● **What is asked**:
Repeat the lines that follow, leaving nothing out.

**********

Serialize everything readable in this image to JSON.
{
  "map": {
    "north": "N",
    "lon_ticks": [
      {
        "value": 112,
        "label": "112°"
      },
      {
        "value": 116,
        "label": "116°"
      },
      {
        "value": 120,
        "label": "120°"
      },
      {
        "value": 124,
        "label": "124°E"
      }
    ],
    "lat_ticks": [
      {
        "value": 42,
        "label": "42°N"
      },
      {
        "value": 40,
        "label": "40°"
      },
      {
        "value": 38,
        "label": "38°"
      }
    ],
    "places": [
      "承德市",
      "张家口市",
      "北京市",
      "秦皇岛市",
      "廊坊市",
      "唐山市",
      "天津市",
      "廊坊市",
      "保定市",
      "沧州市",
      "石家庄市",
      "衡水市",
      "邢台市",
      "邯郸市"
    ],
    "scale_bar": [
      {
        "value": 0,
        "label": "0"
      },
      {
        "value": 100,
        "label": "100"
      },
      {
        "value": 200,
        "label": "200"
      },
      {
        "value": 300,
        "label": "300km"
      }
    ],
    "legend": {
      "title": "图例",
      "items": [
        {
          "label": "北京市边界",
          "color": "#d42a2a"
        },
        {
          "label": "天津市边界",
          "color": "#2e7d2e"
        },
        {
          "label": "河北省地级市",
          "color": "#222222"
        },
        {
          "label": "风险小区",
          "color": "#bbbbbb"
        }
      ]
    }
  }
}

**********

● **Response to this task**:
Serialize everything readable in this image to JSON.
{
  "map": {
    "north": "N",
    "lon_ticks": [
      {
        "value": 112,
        "label": "112°"
      },
      {
        "value": 116,
        "label": "116°"
      },
      {
        "value": 120,
        "label": "120°"
      },
      {
        "value": 124,
        "label": "124°E"
      }
    ],
    "lat_ticks": [
      {
        "value": 42,
        "label": "42°N"
      },
      {
        "value": 40,
        "label": "40°"
      },
      {
        "value": 38,
        "label": "38°"
      }
    ],
    "places": [
      "承德市",
      "张家口市",
      "北京市",
      "秦皇岛市",
      "廊坊市",
      "唐山市",
      "天津市",
      "廊坊市",
      "保定市",
      "沧州市",
      "石家庄市",
      "衡水市",
      "邢台市",
      "邯郸市"
    ],
    "scale_bar": [
      {
        "value": 0,
        "label": "0"
      },
      {
        "value": 100,
        "label": "100"
      },
      {
        "value": 200,
        "label": "200"
      },
      {
        "value": 300,
        "label": "300km"
      }
    ],
    "legend": {
      "title": "图例",
      "items": [
        {
          "label": "北京市边界",
          "color": "#d42a2a"
        },
        {
          "label": "天津市边界",
          "color": "#2e7d2e"
        },
        {
          "label": "河北省地级市",
          "color": "#222222"
        },
        {
          "label": "风险小区",
          "color": "#bbbbbb"
        }
      ]
    }
  }
}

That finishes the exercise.